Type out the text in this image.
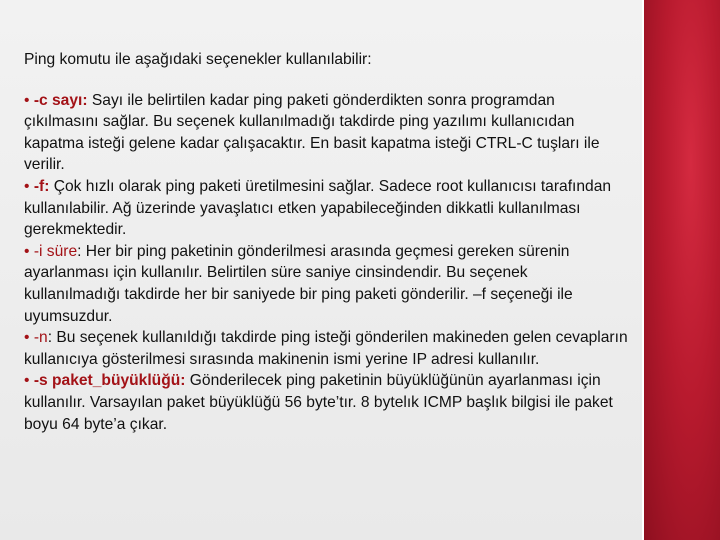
Ping komutu ile aşağıdaki seçenekler kullanılabilir:

• -c sayı: Sayı ile belirtilen kadar ping paketi gönderdikten sonra programdan çıkılmasını sağlar. Bu seçenek kullanılmadığı takdirde ping yazılımı kullanıcıdan kapatma isteği gelene kadar çalışacaktır. En basit kapatma isteği CTRL-C tuşları ile verilir.

• -f: Çok hızlı olarak ping paketi üretilmesini sağlar. Sadece root kullanıcısı tarafından kullanılabilir. Ağ üzerinde yavaşlatıcı etken yapabileceğinden dikkatli kullanılması gerekmektedir.

• -i süre: Her bir ping paketinin gönderilmesi arasında geçmesi gereken sürenin ayarlanması için kullanılır. Belirtilen süre saniye cinsindendir. Bu seçenek kullanılmadığı takdirde her bir saniyede bir ping paketi gönderilir. –f seçeneği ile uyumsuzdur.

• -n: Bu seçenek kullanıldığı takdirde ping isteği gönderilen makineden gelen cevapların kullanıcıya gösterilmesi sırasında makinenin ismi yerine IP adresi kullanılır.

• -s paket_büyüklüğü: Gönderilecek ping paketinin büyüklüğünün ayarlanması için kullanılır. Varsayılan paket büyüklüğü 56 byte’tır. 8 bytelık ICMP başlık bilgisi ile paket boyu 64 byte’a çıkar.
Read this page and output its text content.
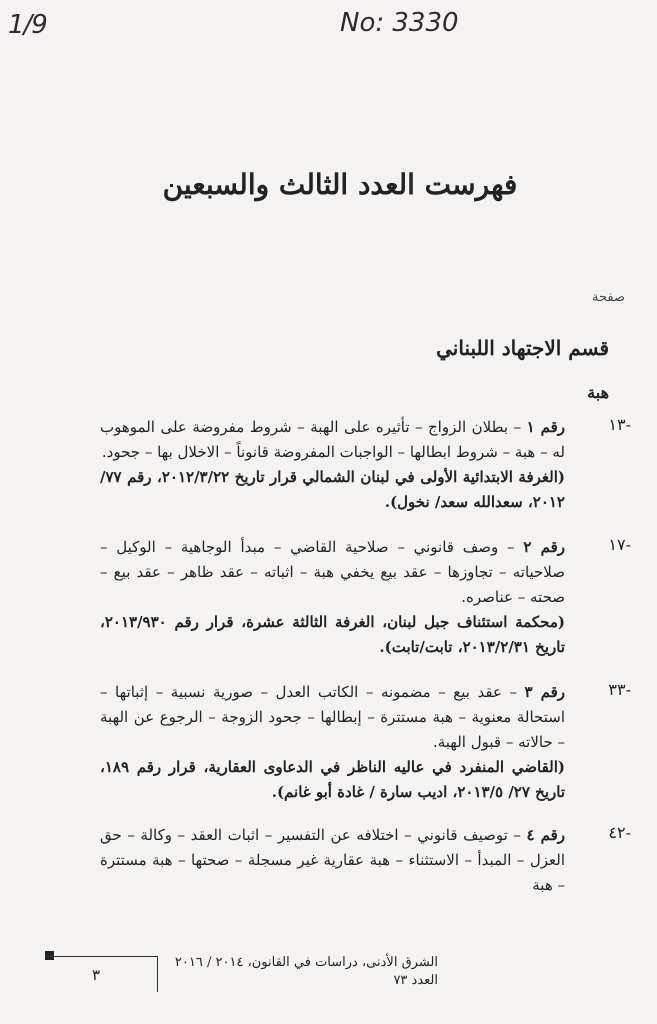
1/9	No: 3330
فهرست العدد الثالث والسبعين
صفحة
قسم الاجتهاد اللبناني
هبة
-١٣
رقم ١ – بطلان الزواج – تأثيره على الهبة – شروط مفروضة على الموهوب له – هبة – شروط ابطالها – الواجبات المفروضة قانوناً – الاخلال بها – جحود.
(الغرفة الابتدائية الأولى في لبنان الشمالي قرار تاريخ ٢٠١٢/٣/٢٢، رقم ٧٧/ ٢٠١٢، سعدالله سعد/ نخول).
-١٧
رقم ٢ – وصف قانوني – صلاحية القاضي – مبدأ الوجاهية – الوكيل – صلاحياته – تجاوزها – عقد بيع يخفي هبة – اثباته – عقد ظاهر – عقد بيع – صحته – عناصره.
(محكمة استئناف جبل لبنان، الغرفة الثالثة عشرة، قرار رقم ٢٠١٣/٩٣٠، تاريخ ٢٠١٣/٢/٣١، تابت/تابت).
-٣٣
رقم ٣ – عقد بيع – مضمونه – الكاتب العدل – صورية نسبية – إثباتها – استحالة معنوية – هبة مستترة – إبطالها – جحود الزوجة – الرجوع عن الهبة – حالاته – قبول الهبة.
(القاضي المنفرد في عاليه الناظر في الدعاوى العقارية، قرار رقم ١٨٩، تاريخ ٢٧/ ٢٠١٣/٥، اديب سارة / غادة أبو غانم).
-٤٢
رقم ٤ – توصيف قانوني – اختلافه عن التفسير – اثبات العقد – وكالة – حق العزل – المبدأ – الاستثناء – هبة عقارية غير مسجلة – صحتها – هبة مستترة – هبة
٣
الشرق الأدنى، دراسات في القانون، ٢٠١٤ / ٢٠١٦
العدد ٧٣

== Problem details ==
Print out the lines exactly, skipping any picture.

== Solution ==
Type out the text in this image.
Ping komutu ile aşağıdaki seçenekler kullanılabilir:

• -c sayı: Sayı ile belirtilen kadar ping paketi gönderdikten sonra programdan çıkılmasını sağlar. Bu seçenek kullanılmadığı takdirde ping yazılımı kullanıcıdan kapatma isteği gelene kadar çalışacaktır. En basit kapatma isteği CTRL-C tuşları ile verilir.

• -f: Çok hızlı olarak ping paketi üretilmesini sağlar. Sadece root kullanıcısı tarafından kullanılabilir. Ağ üzerinde yavaşlatıcı etken yapabileceğinden dikkatli kullanılması gerekmektedir.

• -i süre: Her bir ping paketinin gönderilmesi arasında geçmesi gereken sürenin ayarlanması için kullanılır. Belirtilen süre saniye cinsindendir. Bu seçenek kullanılmadığı takdirde her bir saniyede bir ping paketi gönderilir. –f seçeneği ile uyumsuzdur.

• -n: Bu seçenek kullanıldığı takdirde ping isteği gönderilen makineden gelen cevapların kullanıcıya gösterilmesi sırasında makinenin ismi yerine IP adresi kullanılır.

• -s paket_büyüklüğü: Gönderilecek ping paketinin büyüklüğünün ayarlanması için kullanılır. Varsayılan paket büyüklüğü 56 byte’tır. 8 bytelık ICMP başlık bilgisi ile paket boyu 64 byte’a çıkar.
Read this page and output its text content.
1/9	No: 3330
فهرست العدد الثالث والسبعين
صفحة
قسم الاجتهاد اللبناني
هبة
-١٣
رقم ١ – بطلان الزواج – تأثيره على الهبة – شروط مفروضة على الموهوب له – هبة – شروط ابطالها – الواجبات المفروضة قانوناً – الاخلال بها – جحود.
(الغرفة الابتدائية الأولى في لبنان الشمالي قرار تاريخ ٢٠١٢/٣/٢٢، رقم ٧٧/ ٢٠١٢، سعدالله سعد/ نخول).
-١٧
رقم ٢ – وصف قانوني – صلاحية القاضي – مبدأ الوجاهية – الوكيل – صلاحياته – تجاوزها – عقد بيع يخفي هبة – اثباته – عقد ظاهر – عقد بيع – صحته – عناصره.
(محكمة استئناف جبل لبنان، الغرفة الثالثة عشرة، قرار رقم ٢٠١٣/٩٣٠، تاريخ ٢٠١٣/٢/٣١، تابت/تابت).
-٣٣
رقم ٣ – عقد بيع – مضمونه – الكاتب العدل – صورية نسبية – إثباتها – استحالة معنوية – هبة مستترة – إبطالها – جحود الزوجة – الرجوع عن الهبة – حالاته – قبول الهبة.
(القاضي المنفرد في عاليه الناظر في الدعاوى العقارية، قرار رقم ١٨٩، تاريخ ٢٧/ ٢٠١٣/٥، اديب سارة / غادة أبو غانم).
-٤٢
رقم ٤ – توصيف قانوني – اختلافه عن التفسير – اثبات العقد – وكالة – حق العزل – المبدأ – الاستثناء – هبة عقارية غير مسجلة – صحتها – هبة مستترة – هبة
٣
الشرق الأدنى، دراسات في القانون، ٢٠١٤ / ٢٠١٦
العدد ٧٣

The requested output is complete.